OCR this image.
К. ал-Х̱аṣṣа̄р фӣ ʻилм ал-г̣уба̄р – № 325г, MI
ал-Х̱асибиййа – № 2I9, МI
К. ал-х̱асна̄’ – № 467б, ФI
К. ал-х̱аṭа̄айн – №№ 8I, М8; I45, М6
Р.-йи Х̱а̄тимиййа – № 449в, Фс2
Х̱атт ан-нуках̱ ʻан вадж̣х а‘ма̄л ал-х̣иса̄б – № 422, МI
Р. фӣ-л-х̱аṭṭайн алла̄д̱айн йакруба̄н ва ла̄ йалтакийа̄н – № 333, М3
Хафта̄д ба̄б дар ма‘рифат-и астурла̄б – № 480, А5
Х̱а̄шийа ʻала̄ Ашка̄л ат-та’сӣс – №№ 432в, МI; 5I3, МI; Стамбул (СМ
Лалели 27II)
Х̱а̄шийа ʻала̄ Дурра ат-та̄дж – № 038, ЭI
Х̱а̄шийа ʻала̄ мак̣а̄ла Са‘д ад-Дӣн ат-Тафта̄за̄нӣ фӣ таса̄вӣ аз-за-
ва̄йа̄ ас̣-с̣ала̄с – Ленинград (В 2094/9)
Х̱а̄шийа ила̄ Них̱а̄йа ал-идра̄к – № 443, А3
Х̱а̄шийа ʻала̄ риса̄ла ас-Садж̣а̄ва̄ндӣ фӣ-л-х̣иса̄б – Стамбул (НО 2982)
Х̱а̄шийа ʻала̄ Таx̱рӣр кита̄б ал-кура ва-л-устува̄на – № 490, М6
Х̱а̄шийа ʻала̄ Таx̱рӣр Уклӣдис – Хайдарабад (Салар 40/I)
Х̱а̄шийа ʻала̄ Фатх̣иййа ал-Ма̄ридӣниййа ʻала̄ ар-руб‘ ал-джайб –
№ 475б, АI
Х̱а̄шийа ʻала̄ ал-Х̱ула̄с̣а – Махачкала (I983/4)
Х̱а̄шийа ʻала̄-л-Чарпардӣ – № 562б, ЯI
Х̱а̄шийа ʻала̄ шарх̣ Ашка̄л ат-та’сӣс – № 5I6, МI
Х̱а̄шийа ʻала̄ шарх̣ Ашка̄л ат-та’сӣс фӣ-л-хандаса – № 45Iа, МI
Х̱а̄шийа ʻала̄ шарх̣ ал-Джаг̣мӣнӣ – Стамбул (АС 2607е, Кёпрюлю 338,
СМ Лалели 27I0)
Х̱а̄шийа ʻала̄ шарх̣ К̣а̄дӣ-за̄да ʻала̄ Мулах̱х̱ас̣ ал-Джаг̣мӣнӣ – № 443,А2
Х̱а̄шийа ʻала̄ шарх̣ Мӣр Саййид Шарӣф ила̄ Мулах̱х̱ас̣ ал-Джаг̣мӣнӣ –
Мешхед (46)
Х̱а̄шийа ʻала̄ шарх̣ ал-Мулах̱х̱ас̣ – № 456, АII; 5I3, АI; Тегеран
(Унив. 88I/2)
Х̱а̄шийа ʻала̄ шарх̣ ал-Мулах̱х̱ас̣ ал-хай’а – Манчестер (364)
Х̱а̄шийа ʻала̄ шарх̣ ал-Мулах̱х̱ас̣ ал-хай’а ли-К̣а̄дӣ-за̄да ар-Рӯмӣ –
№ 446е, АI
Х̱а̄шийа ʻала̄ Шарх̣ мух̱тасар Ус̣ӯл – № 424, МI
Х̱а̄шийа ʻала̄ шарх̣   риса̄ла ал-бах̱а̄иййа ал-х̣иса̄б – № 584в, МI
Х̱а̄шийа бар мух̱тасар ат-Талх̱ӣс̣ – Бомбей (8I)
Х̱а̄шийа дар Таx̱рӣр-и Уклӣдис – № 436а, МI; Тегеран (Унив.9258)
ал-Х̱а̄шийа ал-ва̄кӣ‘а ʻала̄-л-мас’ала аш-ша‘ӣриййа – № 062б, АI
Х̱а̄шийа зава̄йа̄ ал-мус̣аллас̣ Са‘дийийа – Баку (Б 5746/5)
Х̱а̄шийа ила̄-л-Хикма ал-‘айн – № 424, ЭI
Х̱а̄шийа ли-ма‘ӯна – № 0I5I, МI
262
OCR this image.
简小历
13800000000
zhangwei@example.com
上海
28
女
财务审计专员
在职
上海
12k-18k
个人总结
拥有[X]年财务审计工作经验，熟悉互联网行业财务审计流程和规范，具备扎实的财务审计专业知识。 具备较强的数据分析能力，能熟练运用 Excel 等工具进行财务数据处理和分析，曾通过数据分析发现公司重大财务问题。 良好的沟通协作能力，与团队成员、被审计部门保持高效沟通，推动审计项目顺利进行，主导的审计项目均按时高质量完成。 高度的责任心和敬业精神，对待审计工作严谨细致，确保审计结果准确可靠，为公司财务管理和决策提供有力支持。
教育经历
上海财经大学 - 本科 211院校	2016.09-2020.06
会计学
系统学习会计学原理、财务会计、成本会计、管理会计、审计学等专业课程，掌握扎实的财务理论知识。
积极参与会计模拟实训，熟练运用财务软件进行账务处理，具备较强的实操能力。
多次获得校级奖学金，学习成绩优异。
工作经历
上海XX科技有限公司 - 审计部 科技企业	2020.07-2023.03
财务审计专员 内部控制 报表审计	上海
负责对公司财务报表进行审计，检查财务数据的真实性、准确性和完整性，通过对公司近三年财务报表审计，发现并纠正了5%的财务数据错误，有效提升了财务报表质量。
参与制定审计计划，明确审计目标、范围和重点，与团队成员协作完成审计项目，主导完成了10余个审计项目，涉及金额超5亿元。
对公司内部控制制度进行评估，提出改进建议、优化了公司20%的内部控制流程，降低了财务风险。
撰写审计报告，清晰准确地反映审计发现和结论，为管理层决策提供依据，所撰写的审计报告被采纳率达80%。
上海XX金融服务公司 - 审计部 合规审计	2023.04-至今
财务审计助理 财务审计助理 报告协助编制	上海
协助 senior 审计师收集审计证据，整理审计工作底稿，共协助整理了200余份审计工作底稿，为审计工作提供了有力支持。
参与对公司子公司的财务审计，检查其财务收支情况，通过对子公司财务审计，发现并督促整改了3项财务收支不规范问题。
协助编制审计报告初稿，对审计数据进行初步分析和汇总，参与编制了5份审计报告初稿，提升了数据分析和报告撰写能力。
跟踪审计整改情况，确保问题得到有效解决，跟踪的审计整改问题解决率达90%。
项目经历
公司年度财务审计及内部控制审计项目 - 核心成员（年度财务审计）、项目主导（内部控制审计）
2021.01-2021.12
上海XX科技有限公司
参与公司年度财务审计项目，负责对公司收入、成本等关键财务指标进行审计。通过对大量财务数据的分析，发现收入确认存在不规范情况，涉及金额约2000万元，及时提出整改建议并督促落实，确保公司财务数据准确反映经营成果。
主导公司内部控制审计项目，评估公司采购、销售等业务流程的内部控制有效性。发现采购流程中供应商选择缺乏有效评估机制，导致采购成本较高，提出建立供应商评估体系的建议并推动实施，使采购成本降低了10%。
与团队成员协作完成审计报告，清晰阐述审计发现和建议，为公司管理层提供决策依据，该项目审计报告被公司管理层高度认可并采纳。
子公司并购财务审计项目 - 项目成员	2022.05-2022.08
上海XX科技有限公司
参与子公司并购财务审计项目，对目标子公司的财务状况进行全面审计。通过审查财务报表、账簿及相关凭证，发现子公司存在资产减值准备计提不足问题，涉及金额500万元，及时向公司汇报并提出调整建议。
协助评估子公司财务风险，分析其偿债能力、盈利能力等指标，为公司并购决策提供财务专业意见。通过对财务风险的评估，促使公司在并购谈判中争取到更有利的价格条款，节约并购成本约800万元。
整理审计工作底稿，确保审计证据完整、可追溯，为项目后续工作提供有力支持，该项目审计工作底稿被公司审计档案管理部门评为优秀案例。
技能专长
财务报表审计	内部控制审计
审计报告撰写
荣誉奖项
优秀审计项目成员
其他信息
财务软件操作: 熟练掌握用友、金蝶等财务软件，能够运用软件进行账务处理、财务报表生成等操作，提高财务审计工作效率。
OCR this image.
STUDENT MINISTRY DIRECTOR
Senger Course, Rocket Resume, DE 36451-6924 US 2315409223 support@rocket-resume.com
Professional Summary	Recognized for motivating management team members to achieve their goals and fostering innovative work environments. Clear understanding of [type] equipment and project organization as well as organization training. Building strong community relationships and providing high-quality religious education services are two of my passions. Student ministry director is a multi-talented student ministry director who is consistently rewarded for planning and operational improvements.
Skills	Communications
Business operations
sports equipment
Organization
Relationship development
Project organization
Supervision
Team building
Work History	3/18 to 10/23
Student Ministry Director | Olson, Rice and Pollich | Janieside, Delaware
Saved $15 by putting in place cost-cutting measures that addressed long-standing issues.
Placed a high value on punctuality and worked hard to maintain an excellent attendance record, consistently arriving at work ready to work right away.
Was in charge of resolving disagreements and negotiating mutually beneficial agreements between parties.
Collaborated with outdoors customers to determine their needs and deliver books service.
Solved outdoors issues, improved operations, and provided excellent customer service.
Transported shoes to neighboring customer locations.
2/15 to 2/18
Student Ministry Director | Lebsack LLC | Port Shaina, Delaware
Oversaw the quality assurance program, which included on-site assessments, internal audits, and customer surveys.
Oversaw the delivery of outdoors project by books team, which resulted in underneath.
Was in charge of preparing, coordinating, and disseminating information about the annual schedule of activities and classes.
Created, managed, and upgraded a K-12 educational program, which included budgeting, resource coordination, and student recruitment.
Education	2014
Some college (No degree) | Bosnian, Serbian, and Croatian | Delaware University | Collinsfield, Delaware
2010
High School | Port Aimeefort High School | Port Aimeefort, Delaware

------

● Aim of the exercise
Isolate the lines above that contain the word "Уклӣдис" and copy them.

● Response to this exercise
Х̱а̄шийа ʻала̄ Таx̱рӣр Уклӣдис – Хайдарабад (Салар 40/I)
Х̱а̄шийа дар Таx̱рӣр-и Уклӣдис – № 436а, МI; Тегеран (Унив.9258)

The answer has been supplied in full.